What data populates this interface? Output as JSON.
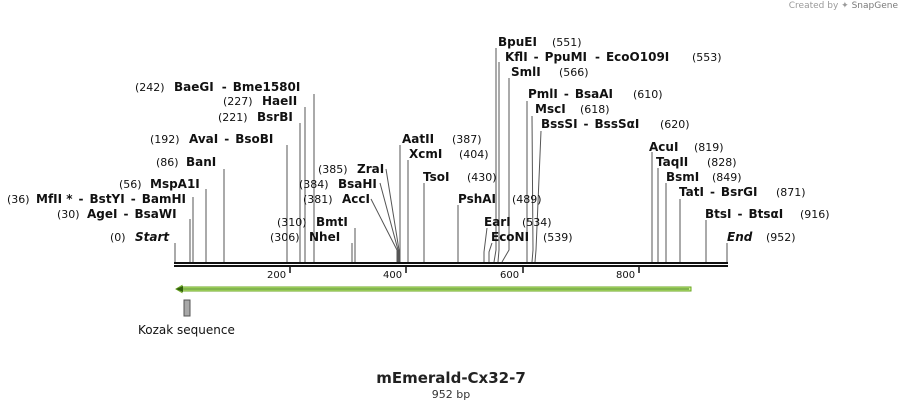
{
  "credit": {
    "prefix": "Created by",
    "brand": "SnapGene"
  },
  "sequence": {
    "name": "mEmerald-Cx32-7",
    "length_label": "952 bp",
    "length": 952
  },
  "colors": {
    "feature_fill": "#c8f08c",
    "feature_stroke": "#6aa621",
    "misc_fill": "#a8a8a8",
    "backbone": "#111111"
  },
  "ruler_ticks": [
    "200",
    "400",
    "600",
    "800"
  ],
  "ends": {
    "start": {
      "label": "Start",
      "pos": "(0)"
    },
    "end": {
      "label": "End",
      "pos": "(952)"
    }
  },
  "sites": [
    {
      "names": [
        "MfII *",
        "BstYI",
        "BamHI"
      ],
      "pos": "(36)"
    },
    {
      "names": [
        "AgeI",
        "BsaWI"
      ],
      "pos": "(30)"
    },
    {
      "names": [
        "MspA1I"
      ],
      "pos": "(56)"
    },
    {
      "names": [
        "BanI"
      ],
      "pos": "(86)"
    },
    {
      "names": [
        "AvaI",
        "BsoBI"
      ],
      "pos": "(192)"
    },
    {
      "names": [
        "BsrBI"
      ],
      "pos": "(221)"
    },
    {
      "names": [
        "HaeII"
      ],
      "pos": "(227)"
    },
    {
      "names": [
        "BaeGI",
        "Bme1580I"
      ],
      "pos": "(242)"
    },
    {
      "names": [
        "NheI"
      ],
      "pos": "(306)"
    },
    {
      "names": [
        "BmtI"
      ],
      "pos": "(310)"
    },
    {
      "names": [
        "AccI"
      ],
      "pos": "(381)"
    },
    {
      "names": [
        "BsaHI"
      ],
      "pos": "(384)"
    },
    {
      "names": [
        "ZraI"
      ],
      "pos": "(385)"
    },
    {
      "names": [
        "AatII"
      ],
      "pos": "(387)"
    },
    {
      "names": [
        "XcmI"
      ],
      "pos": "(404)"
    },
    {
      "names": [
        "TsoI"
      ],
      "pos": "(430)"
    },
    {
      "names": [
        "PshAI"
      ],
      "pos": "(489)"
    },
    {
      "names": [
        "EarI"
      ],
      "pos": "(534)"
    },
    {
      "names": [
        "EcoNI"
      ],
      "pos": "(539)"
    },
    {
      "names": [
        "BpuEI"
      ],
      "pos": "(551)"
    },
    {
      "names": [
        "KflI",
        "PpuMI",
        "EcoO109I"
      ],
      "pos": "(553)"
    },
    {
      "names": [
        "SmlI"
      ],
      "pos": "(566)"
    },
    {
      "names": [
        "PmlI",
        "BsaAI"
      ],
      "pos": "(610)"
    },
    {
      "names": [
        "MscI"
      ],
      "pos": "(618)"
    },
    {
      "names": [
        "BssSI",
        "BssSαI"
      ],
      "pos": "(620)"
    },
    {
      "names": [
        "AcuI"
      ],
      "pos": "(819)"
    },
    {
      "names": [
        "TaqII"
      ],
      "pos": "(828)"
    },
    {
      "names": [
        "BsmI"
      ],
      "pos": "(849)"
    },
    {
      "names": [
        "TatI",
        "BsrGI"
      ],
      "pos": "(871)"
    },
    {
      "names": [
        "BtsI",
        "BtsαI"
      ],
      "pos": "(916)"
    }
  ],
  "features": [
    {
      "type": "cds",
      "label": "",
      "start": 3,
      "end": 893,
      "direction": "reverse"
    },
    {
      "type": "misc",
      "label": "Kozak sequence",
      "start": 11,
      "end": 21
    }
  ]
}
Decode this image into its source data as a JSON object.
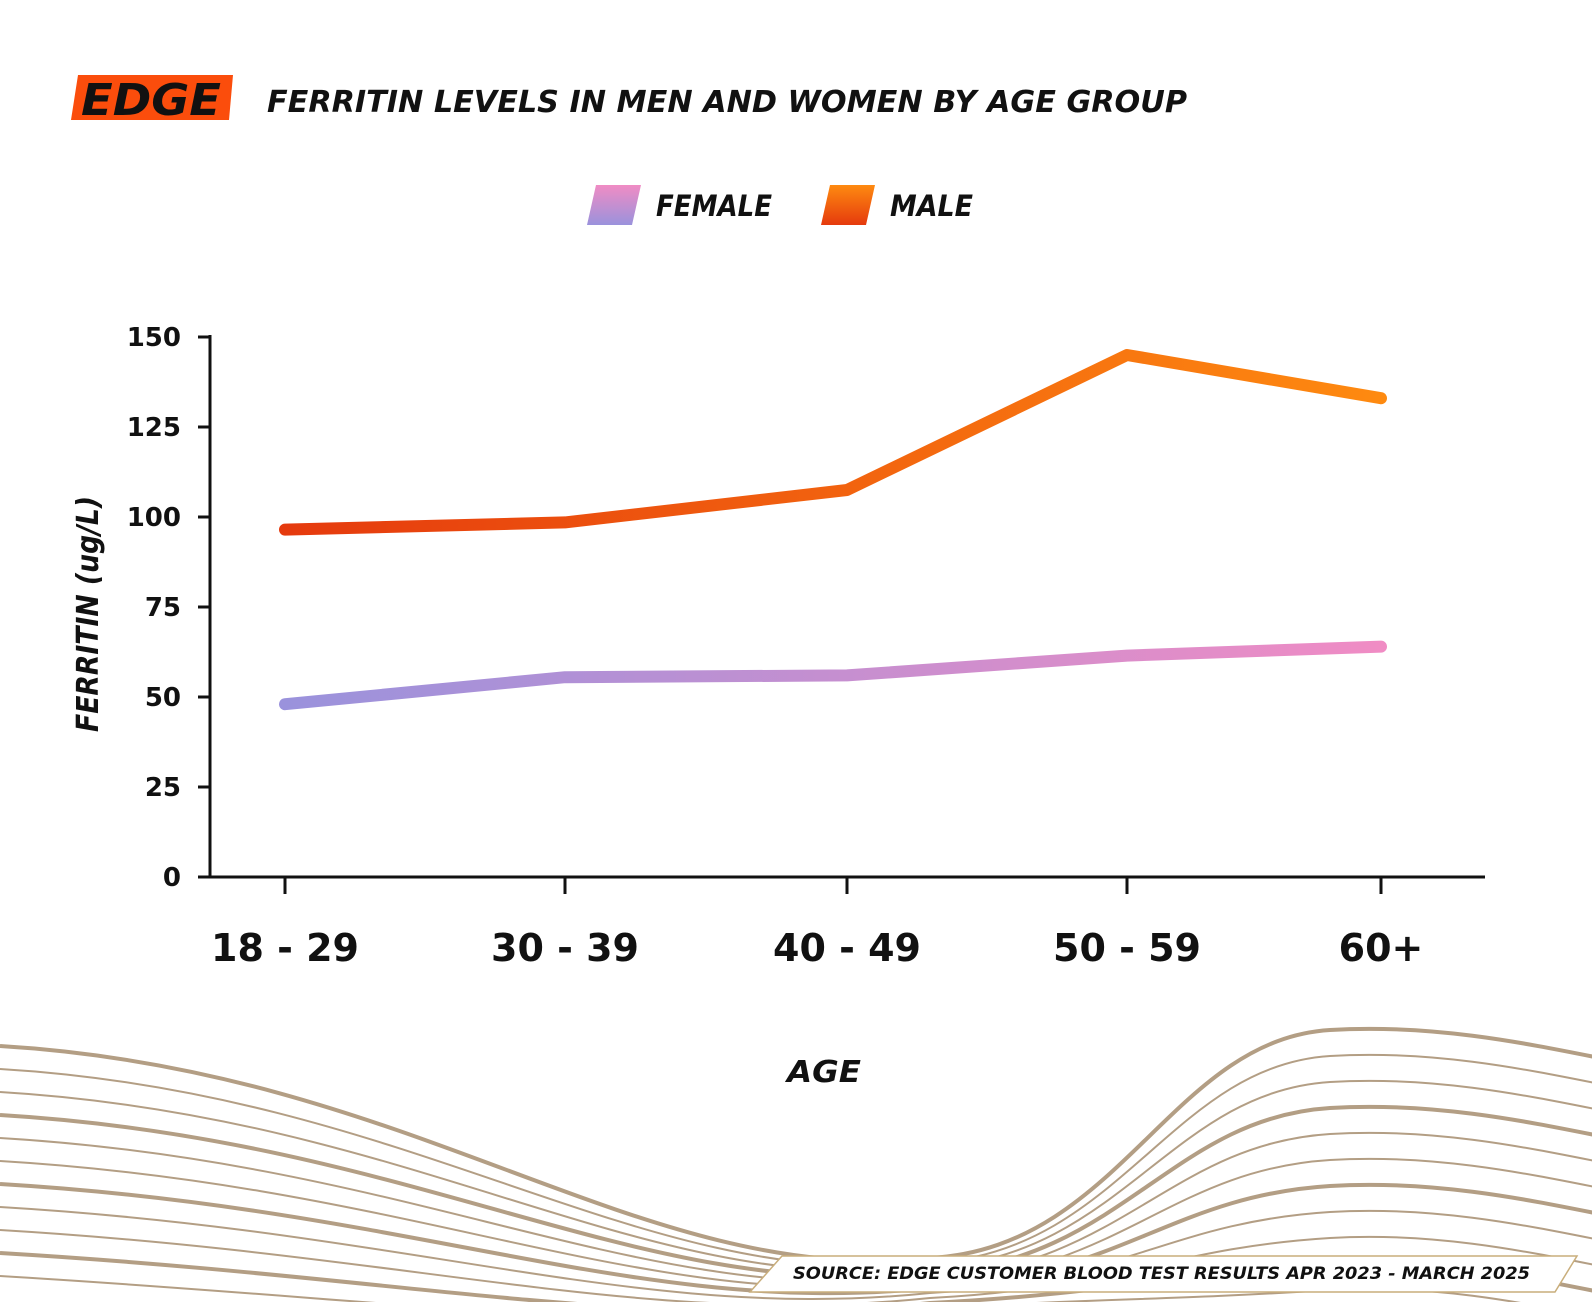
{
  "header": {
    "brand": "EDGE",
    "title": "FERRITIN LEVELS IN MEN AND WOMEN BY AGE GROUP"
  },
  "legend": {
    "items": [
      {
        "label": "FEMALE"
      },
      {
        "label": "MALE"
      }
    ]
  },
  "footer": {
    "source": "SOURCE: EDGE CUSTOMER BLOOD TEST RESULTS APR 2023 - MARCH 2025"
  },
  "colors": {
    "brand": "#fb4d0c",
    "female_start": "#9a92dc",
    "female_end": "#f08cc4",
    "male_start": "#e53a0e",
    "male_end": "#fe8a10",
    "axis": "#111111",
    "waves": "#b39e84"
  },
  "chart_data": {
    "type": "line",
    "categories": [
      "18 - 29",
      "30 - 39",
      "40 - 49",
      "50 - 59",
      "60+"
    ],
    "series": [
      {
        "name": "FEMALE",
        "values": [
          48,
          55.5,
          56,
          61.5,
          64
        ]
      },
      {
        "name": "MALE",
        "values": [
          96.5,
          98.5,
          107.5,
          145,
          133
        ]
      }
    ],
    "title": "FERRITIN LEVELS IN MEN AND WOMEN BY AGE GROUP",
    "xlabel": "AGE",
    "ylabel": "FERRITIN (ug/L)",
    "ylim": [
      0,
      150
    ],
    "yticks": [
      0,
      25,
      50,
      75,
      100,
      125,
      150
    ],
    "grid": false,
    "legend_position": "top-center"
  }
}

(Task to carry out):
Give all the entries again exactly, dropping each picture.

(Task answer):
What data populates this interface? Output as JSON.
{
  "credit": {
    "prefix": "Created by",
    "brand": "SnapGene"
  },
  "sequence": {
    "name": "mEmerald-Cx32-7",
    "length_label": "952 bp",
    "length": 952
  },
  "colors": {
    "feature_fill": "#c8f08c",
    "feature_stroke": "#6aa621",
    "misc_fill": "#a8a8a8",
    "backbone": "#111111"
  },
  "ruler_ticks": [
    "200",
    "400",
    "600",
    "800"
  ],
  "ends": {
    "start": {
      "label": "Start",
      "pos": "(0)"
    },
    "end": {
      "label": "End",
      "pos": "(952)"
    }
  },
  "sites": [
    {
      "names": [
        "MfII *",
        "BstYI",
        "BamHI"
      ],
      "pos": "(36)"
    },
    {
      "names": [
        "AgeI",
        "BsaWI"
      ],
      "pos": "(30)"
    },
    {
      "names": [
        "MspA1I"
      ],
      "pos": "(56)"
    },
    {
      "names": [
        "BanI"
      ],
      "pos": "(86)"
    },
    {
      "names": [
        "AvaI",
        "BsoBI"
      ],
      "pos": "(192)"
    },
    {
      "names": [
        "BsrBI"
      ],
      "pos": "(221)"
    },
    {
      "names": [
        "HaeII"
      ],
      "pos": "(227)"
    },
    {
      "names": [
        "BaeGI",
        "Bme1580I"
      ],
      "pos": "(242)"
    },
    {
      "names": [
        "NheI"
      ],
      "pos": "(306)"
    },
    {
      "names": [
        "BmtI"
      ],
      "pos": "(310)"
    },
    {
      "names": [
        "AccI"
      ],
      "pos": "(381)"
    },
    {
      "names": [
        "BsaHI"
      ],
      "pos": "(384)"
    },
    {
      "names": [
        "ZraI"
      ],
      "pos": "(385)"
    },
    {
      "names": [
        "AatII"
      ],
      "pos": "(387)"
    },
    {
      "names": [
        "XcmI"
      ],
      "pos": "(404)"
    },
    {
      "names": [
        "TsoI"
      ],
      "pos": "(430)"
    },
    {
      "names": [
        "PshAI"
      ],
      "pos": "(489)"
    },
    {
      "names": [
        "EarI"
      ],
      "pos": "(534)"
    },
    {
      "names": [
        "EcoNI"
      ],
      "pos": "(539)"
    },
    {
      "names": [
        "BpuEI"
      ],
      "pos": "(551)"
    },
    {
      "names": [
        "KflI",
        "PpuMI",
        "EcoO109I"
      ],
      "pos": "(553)"
    },
    {
      "names": [
        "SmlI"
      ],
      "pos": "(566)"
    },
    {
      "names": [
        "PmlI",
        "BsaAI"
      ],
      "pos": "(610)"
    },
    {
      "names": [
        "MscI"
      ],
      "pos": "(618)"
    },
    {
      "names": [
        "BssSI",
        "BssSαI"
      ],
      "pos": "(620)"
    },
    {
      "names": [
        "AcuI"
      ],
      "pos": "(819)"
    },
    {
      "names": [
        "TaqII"
      ],
      "pos": "(828)"
    },
    {
      "names": [
        "BsmI"
      ],
      "pos": "(849)"
    },
    {
      "names": [
        "TatI",
        "BsrGI"
      ],
      "pos": "(871)"
    },
    {
      "names": [
        "BtsI",
        "BtsαI"
      ],
      "pos": "(916)"
    }
  ],
  "features": [
    {
      "type": "cds",
      "label": "",
      "start": 3,
      "end": 893,
      "direction": "reverse"
    },
    {
      "type": "misc",
      "label": "Kozak sequence",
      "start": 11,
      "end": 21
    }
  ]
}
Decode this image into its source data as a JSON object.
{
  "header": {
    "brand": "EDGE",
    "title": "FERRITIN LEVELS IN MEN AND WOMEN BY AGE GROUP"
  },
  "legend": {
    "items": [
      {
        "label": "FEMALE"
      },
      {
        "label": "MALE"
      }
    ]
  },
  "footer": {
    "source": "SOURCE: EDGE CUSTOMER BLOOD TEST RESULTS APR 2023 - MARCH 2025"
  },
  "colors": {
    "brand": "#fb4d0c",
    "female_start": "#9a92dc",
    "female_end": "#f08cc4",
    "male_start": "#e53a0e",
    "male_end": "#fe8a10",
    "axis": "#111111",
    "waves": "#b39e84"
  },
  "chart_data": {
    "type": "line",
    "categories": [
      "18 - 29",
      "30 - 39",
      "40 - 49",
      "50 - 59",
      "60+"
    ],
    "series": [
      {
        "name": "FEMALE",
        "values": [
          48,
          55.5,
          56,
          61.5,
          64
        ]
      },
      {
        "name": "MALE",
        "values": [
          96.5,
          98.5,
          107.5,
          145,
          133
        ]
      }
    ],
    "title": "FERRITIN LEVELS IN MEN AND WOMEN BY AGE GROUP",
    "xlabel": "AGE",
    "ylabel": "FERRITIN (ug/L)",
    "ylim": [
      0,
      150
    ],
    "yticks": [
      0,
      25,
      50,
      75,
      100,
      125,
      150
    ],
    "grid": false,
    "legend_position": "top-center"
  }
}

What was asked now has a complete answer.